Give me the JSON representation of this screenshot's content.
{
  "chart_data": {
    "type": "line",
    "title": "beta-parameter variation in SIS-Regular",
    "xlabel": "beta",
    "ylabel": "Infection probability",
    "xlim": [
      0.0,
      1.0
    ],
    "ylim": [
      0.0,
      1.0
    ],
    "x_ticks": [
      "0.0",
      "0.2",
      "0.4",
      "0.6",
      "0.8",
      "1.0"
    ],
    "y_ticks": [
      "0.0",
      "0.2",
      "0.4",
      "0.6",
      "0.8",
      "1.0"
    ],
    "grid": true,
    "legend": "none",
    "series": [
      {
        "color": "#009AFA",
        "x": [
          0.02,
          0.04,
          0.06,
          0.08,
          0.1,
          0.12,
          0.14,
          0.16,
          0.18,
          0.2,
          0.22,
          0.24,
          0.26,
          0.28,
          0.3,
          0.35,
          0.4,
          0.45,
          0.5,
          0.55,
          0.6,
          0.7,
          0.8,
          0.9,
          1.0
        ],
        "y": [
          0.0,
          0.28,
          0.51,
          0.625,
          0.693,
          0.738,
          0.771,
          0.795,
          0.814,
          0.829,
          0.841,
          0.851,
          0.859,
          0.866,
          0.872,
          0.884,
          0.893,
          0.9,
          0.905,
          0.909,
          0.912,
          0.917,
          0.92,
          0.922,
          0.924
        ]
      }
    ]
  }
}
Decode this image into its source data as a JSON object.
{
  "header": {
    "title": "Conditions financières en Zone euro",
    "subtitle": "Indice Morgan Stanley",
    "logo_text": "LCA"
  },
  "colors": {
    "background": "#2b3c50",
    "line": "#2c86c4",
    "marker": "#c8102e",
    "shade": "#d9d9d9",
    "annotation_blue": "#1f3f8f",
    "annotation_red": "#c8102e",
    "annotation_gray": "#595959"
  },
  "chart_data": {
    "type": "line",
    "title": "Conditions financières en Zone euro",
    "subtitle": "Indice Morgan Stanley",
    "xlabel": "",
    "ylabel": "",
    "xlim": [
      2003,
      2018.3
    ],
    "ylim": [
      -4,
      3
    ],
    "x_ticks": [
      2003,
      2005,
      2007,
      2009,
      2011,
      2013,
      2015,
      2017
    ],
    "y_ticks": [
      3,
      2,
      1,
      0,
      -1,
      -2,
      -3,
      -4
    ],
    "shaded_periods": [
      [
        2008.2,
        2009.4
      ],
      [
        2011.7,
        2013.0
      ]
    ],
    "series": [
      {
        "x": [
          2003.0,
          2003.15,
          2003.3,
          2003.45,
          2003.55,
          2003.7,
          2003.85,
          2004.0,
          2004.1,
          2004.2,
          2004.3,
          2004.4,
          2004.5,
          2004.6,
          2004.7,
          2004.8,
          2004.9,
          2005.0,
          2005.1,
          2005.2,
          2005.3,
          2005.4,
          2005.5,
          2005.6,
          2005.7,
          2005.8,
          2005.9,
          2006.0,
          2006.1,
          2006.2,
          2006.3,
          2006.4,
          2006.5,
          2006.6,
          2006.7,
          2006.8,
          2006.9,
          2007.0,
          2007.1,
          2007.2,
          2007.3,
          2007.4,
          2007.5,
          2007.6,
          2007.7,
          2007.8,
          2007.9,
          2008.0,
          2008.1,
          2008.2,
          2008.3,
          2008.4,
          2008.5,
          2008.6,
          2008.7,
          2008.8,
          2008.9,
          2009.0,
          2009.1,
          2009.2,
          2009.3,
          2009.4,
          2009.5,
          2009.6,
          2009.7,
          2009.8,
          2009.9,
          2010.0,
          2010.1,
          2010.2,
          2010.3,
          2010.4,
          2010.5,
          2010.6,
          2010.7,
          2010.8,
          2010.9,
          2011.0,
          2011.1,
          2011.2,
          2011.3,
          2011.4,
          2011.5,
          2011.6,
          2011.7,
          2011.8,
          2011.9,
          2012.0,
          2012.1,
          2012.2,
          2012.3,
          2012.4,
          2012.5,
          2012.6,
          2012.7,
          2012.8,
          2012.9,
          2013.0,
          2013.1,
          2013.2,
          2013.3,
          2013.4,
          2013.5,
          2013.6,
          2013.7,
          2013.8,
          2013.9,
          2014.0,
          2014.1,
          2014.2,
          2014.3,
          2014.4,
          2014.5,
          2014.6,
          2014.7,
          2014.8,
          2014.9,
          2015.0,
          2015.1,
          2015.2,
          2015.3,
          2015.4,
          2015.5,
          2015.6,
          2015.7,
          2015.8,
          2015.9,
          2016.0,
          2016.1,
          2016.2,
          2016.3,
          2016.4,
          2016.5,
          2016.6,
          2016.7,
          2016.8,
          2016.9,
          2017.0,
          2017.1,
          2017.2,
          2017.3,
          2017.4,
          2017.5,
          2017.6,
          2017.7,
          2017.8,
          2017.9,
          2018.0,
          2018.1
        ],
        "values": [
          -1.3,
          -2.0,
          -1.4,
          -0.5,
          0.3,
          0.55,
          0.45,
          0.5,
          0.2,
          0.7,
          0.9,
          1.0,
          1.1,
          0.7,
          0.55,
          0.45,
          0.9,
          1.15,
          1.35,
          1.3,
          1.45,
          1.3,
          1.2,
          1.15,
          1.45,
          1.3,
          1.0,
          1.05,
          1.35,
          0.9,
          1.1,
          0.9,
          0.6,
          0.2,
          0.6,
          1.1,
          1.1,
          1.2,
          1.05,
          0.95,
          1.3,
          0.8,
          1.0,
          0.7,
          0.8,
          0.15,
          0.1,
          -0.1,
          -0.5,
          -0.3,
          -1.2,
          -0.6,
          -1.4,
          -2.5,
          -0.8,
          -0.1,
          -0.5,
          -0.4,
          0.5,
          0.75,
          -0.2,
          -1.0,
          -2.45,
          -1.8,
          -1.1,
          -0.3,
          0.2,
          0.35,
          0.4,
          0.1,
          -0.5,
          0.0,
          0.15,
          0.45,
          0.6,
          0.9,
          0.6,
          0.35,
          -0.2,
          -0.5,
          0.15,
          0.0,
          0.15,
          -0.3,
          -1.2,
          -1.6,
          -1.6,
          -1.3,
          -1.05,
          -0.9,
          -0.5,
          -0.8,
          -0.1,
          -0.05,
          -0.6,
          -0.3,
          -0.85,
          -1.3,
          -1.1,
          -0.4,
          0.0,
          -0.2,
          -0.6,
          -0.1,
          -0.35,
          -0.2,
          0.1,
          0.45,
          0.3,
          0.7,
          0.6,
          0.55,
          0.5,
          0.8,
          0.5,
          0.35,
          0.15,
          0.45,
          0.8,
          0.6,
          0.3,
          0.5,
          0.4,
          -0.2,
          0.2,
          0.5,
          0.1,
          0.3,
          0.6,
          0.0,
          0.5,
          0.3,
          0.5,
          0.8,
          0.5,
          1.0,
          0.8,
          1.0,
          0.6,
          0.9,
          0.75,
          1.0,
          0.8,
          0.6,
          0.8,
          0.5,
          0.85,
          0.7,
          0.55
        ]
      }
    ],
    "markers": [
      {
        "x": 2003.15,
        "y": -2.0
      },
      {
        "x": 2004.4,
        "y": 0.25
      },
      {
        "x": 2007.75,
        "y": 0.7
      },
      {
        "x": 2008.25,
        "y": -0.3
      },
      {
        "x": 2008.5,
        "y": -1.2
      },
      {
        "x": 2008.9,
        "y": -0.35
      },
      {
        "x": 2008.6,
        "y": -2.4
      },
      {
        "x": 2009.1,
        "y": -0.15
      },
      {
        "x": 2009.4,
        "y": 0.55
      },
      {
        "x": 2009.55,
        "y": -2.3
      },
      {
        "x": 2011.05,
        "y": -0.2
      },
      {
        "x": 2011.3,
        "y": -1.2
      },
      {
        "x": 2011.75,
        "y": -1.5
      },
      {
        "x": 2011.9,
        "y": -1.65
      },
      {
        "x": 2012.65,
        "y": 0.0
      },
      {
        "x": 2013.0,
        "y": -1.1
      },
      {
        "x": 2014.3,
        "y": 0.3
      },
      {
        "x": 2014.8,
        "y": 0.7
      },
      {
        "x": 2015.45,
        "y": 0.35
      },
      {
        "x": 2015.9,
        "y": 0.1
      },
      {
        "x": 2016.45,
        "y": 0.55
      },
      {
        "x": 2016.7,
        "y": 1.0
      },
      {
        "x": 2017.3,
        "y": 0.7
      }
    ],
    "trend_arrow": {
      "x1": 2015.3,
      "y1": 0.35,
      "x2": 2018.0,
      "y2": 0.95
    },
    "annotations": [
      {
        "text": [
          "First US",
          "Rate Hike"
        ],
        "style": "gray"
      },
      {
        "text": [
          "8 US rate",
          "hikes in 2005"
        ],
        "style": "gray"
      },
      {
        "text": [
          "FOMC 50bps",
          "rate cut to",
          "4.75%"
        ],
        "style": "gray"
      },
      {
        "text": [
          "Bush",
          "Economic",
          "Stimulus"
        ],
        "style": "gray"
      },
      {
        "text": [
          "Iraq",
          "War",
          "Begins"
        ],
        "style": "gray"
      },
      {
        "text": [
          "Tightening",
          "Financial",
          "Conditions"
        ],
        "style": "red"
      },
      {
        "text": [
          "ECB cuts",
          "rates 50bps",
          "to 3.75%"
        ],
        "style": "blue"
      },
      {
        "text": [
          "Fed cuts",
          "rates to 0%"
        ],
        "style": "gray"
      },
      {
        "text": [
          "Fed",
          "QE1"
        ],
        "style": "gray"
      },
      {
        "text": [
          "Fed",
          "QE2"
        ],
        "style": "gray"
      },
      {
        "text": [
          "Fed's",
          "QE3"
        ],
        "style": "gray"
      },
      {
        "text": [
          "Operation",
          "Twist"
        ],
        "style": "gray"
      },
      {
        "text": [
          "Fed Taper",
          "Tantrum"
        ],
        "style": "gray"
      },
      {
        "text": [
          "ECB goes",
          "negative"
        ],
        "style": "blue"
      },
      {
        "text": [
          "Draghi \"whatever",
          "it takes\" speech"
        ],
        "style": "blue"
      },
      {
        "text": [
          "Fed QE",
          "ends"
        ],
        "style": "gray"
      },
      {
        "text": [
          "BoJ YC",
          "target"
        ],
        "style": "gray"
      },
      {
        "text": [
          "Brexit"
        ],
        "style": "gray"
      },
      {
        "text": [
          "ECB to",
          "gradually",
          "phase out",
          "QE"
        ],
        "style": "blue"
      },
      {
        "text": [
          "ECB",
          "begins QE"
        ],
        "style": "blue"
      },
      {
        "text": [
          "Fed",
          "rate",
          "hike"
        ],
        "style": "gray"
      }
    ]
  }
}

**********

Identify and copy all lines with the word "beta".

    "title": "beta-parameter variation in SIS-Regular",
    "xlabel": "beta",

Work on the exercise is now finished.